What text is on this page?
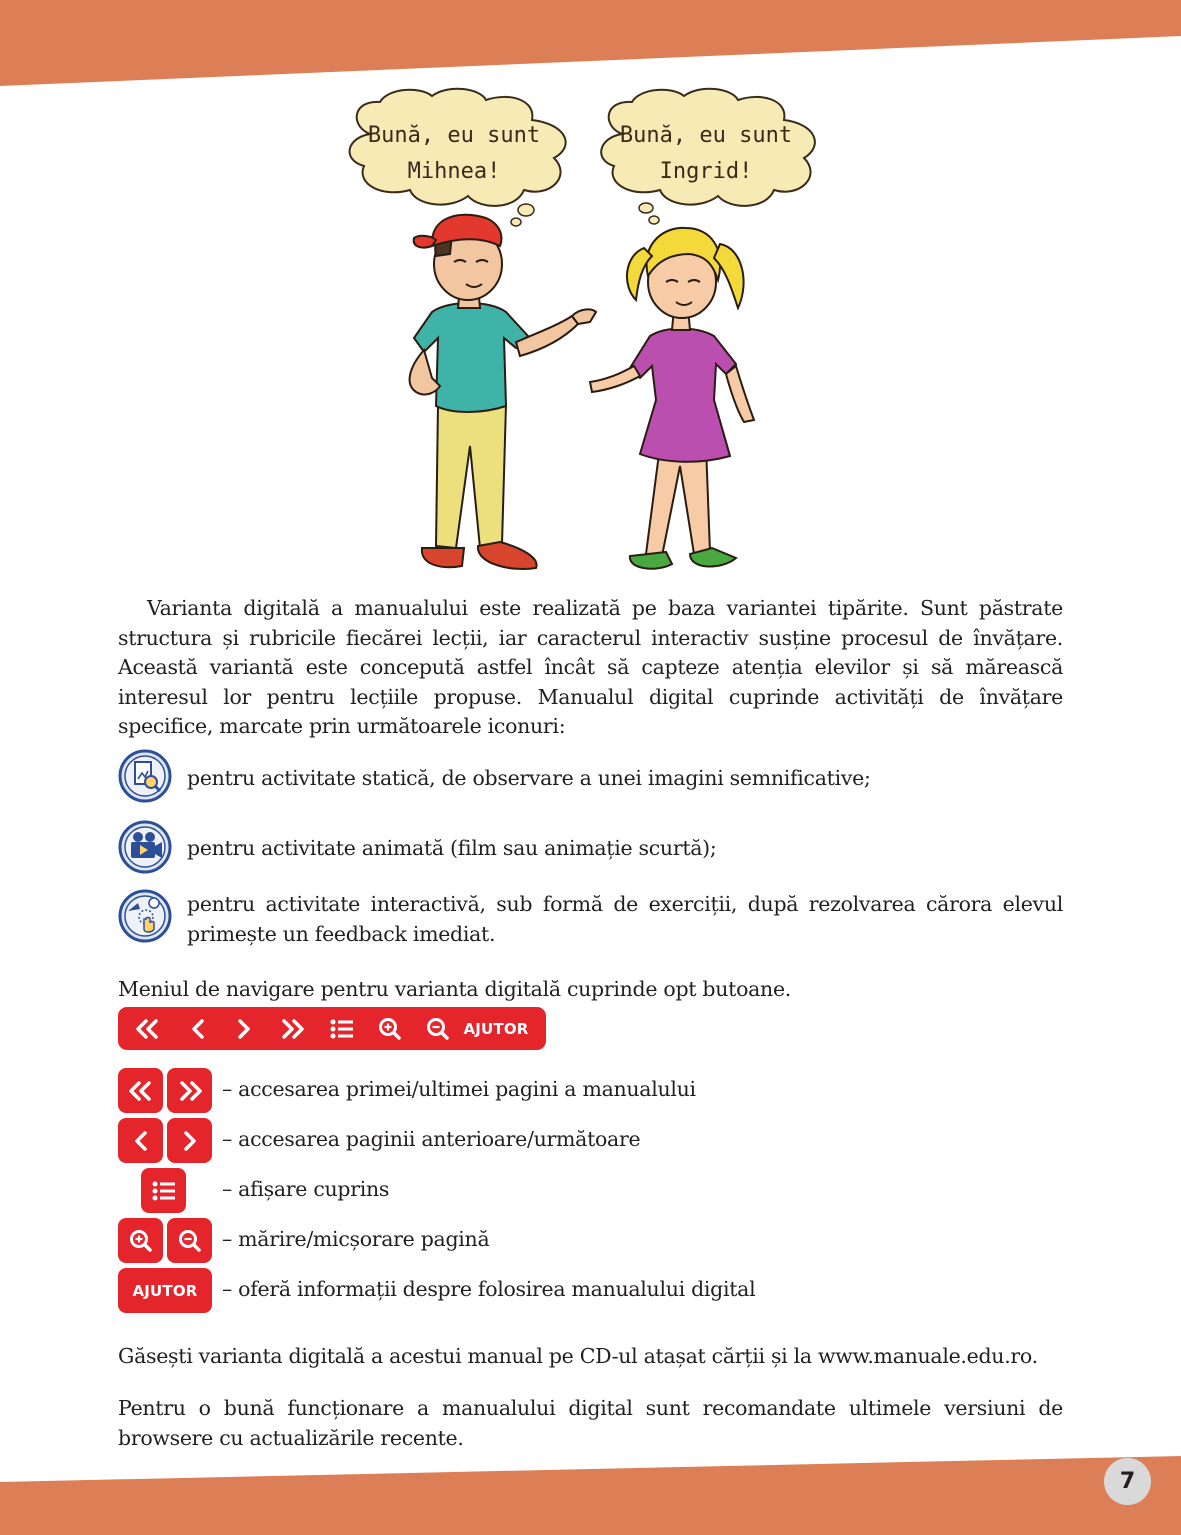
Bună, eu sunt
Mihnea!
Bună, eu sunt
Ingrid!

Varianta digitală a manualului este realizată pe baza variantei tipărite. Sunt păstrate structura și rubricile fiecărei lecții, iar caracterul interactiv susține procesul de învățare. Această variantă este concepută astfel încât să capteze atenția elevilor și să mărească interesul lor pentru lecțiile propuse. Manualul digital cuprinde activități de învățare specifice, marcate prin următoarele iconuri:

pentru activitate statică, de observare a unei imagini semnificative;
pentru activitate animată (film sau animație scurtă);
pentru activitate interactivă, sub formă de exerciții, după rezolvarea cărora elevul primește un feedback imediat.
Meniul de navigare pentru varianta digitală cuprinde opt butoane.
AJUTOR
– accesarea primei/ultimei pagini a manualului
– accesarea paginii anterioare/următoare
– afișare cuprins
– mărire/micșorare pagină
AJUTOR – oferă informații despre folosirea manualului digital
Găsești varianta digitală a acestui manual pe CD-ul atașat cărții și la www.manuale.edu.ro.
Pentru o bună funcționare a manualului digital sunt recomandate ultimele versiuni de browsere cu actualizările recente.
7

## WRITTEN EXERCISE:
Make an exact copy of all the material, but keep the pictures out of it.

## EXERCISE RESPONSE:
What text is on this page?
Bună, eu sunt
Mihnea!
Bună, eu sunt
Ingrid!

Varianta digitală a manualului este realizată pe baza variantei tipărite. Sunt păstrate structura și rubricile fiecărei lecții, iar caracterul interactiv susține procesul de învățare. Această variantă este concepută astfel încât să capteze atenția elevilor și să mărească interesul lor pentru lecțiile propuse. Manualul digital cuprinde activități de învățare specifice, marcate prin următoarele iconuri:

pentru activitate statică, de observare a unei imagini semnificative;
pentru activitate animată (film sau animație scurtă);
pentru activitate interactivă, sub formă de exerciții, după rezolvarea cărora elevul primește un feedback imediat.
Meniul de navigare pentru varianta digitală cuprinde opt butoane.
AJUTOR
– accesarea primei/ultimei pagini a manualului
– accesarea paginii anterioare/următoare
– afișare cuprins
– mărire/micșorare pagină
AJUTOR – oferă informații despre folosirea manualului digital
Găsești varianta digitală a acestui manual pe CD-ul atașat cărții și la www.manuale.edu.ro.
Pentru o bună funcționare a manualului digital sunt recomandate ultimele versiuni de browsere cu actualizările recente.
7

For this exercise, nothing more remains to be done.